▸ **What you have to do**
Below are the records; collect from them each line containing the string "Monday".

▸ **Input material**

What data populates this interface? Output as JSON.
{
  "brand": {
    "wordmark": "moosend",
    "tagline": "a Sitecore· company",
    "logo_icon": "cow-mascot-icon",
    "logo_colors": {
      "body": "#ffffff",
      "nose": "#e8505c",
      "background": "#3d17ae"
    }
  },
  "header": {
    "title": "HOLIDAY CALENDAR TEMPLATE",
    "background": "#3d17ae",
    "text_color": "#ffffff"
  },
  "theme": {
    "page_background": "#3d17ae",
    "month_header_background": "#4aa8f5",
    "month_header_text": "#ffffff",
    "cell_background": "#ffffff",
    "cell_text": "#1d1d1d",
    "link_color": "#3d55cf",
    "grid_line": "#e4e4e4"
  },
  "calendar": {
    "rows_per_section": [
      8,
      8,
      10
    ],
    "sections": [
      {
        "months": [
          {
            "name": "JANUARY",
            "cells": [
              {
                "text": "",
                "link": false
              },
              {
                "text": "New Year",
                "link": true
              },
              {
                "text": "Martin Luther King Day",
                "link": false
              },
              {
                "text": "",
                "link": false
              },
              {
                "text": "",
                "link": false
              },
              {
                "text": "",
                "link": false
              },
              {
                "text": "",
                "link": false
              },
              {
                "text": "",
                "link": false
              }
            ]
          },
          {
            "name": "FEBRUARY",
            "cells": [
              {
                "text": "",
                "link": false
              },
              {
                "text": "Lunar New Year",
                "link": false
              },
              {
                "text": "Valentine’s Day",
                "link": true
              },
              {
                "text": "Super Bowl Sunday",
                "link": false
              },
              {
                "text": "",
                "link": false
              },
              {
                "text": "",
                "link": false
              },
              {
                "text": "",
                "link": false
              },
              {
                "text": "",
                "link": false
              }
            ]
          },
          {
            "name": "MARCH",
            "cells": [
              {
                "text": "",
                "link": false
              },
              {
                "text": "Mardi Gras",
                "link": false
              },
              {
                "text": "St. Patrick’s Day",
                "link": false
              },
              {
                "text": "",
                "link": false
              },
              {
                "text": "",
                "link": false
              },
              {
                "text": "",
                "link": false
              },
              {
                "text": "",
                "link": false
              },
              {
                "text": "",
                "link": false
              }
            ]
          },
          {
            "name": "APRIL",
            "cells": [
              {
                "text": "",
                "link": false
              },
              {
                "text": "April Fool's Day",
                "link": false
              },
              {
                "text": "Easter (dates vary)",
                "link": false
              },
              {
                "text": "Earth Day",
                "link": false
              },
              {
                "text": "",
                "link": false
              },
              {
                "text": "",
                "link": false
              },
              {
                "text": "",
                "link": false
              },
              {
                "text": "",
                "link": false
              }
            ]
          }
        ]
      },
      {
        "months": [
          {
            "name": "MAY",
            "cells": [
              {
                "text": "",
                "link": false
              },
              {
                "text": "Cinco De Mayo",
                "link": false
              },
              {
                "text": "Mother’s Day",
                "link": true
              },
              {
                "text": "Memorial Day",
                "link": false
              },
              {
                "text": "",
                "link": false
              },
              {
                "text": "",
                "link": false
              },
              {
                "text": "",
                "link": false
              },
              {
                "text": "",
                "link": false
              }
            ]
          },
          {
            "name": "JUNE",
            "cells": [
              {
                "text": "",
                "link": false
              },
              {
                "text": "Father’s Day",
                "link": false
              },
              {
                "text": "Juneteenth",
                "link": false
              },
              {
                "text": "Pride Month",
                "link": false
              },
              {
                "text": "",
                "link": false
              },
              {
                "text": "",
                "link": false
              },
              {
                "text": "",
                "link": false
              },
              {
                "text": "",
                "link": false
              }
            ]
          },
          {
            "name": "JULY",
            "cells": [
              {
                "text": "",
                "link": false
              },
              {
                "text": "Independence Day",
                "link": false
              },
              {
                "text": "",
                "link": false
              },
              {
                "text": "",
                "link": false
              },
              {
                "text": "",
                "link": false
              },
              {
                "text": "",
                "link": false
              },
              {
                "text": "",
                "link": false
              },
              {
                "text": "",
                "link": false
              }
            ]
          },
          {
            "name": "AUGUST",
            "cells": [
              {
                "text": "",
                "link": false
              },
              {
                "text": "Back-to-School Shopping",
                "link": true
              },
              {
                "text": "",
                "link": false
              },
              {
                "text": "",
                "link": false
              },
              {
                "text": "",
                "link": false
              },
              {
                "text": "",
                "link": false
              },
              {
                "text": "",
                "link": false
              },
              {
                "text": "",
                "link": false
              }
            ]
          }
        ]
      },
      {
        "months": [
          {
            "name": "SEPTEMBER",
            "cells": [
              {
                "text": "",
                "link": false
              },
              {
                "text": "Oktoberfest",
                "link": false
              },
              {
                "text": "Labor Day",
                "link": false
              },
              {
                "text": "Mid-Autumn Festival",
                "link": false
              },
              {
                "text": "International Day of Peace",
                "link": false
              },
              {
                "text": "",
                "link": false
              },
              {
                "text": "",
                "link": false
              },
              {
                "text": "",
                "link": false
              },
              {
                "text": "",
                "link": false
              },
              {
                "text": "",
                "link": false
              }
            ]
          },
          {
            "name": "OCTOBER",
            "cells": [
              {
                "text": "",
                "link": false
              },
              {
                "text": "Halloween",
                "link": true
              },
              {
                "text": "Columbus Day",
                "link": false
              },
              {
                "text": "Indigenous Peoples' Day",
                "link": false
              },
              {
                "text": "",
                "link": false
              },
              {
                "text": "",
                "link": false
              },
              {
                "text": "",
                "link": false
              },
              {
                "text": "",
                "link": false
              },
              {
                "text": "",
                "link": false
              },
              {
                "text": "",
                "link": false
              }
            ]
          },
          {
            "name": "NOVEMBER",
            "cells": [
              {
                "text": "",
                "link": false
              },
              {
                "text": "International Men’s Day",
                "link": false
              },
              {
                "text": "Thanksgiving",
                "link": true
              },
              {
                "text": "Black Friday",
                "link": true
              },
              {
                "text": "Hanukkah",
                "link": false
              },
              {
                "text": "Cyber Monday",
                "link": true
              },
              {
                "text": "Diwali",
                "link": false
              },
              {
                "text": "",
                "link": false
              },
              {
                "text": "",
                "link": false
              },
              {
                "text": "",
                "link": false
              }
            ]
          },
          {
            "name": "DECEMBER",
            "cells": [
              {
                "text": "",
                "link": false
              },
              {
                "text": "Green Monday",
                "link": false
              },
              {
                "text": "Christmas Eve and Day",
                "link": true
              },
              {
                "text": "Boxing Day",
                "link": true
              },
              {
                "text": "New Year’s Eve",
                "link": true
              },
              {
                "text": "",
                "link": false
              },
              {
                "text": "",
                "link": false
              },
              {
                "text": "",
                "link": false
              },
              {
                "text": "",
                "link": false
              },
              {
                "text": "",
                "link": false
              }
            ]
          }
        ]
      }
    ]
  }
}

▸ **The result**
                "text": "Cyber Monday",
                "text": "Green Monday",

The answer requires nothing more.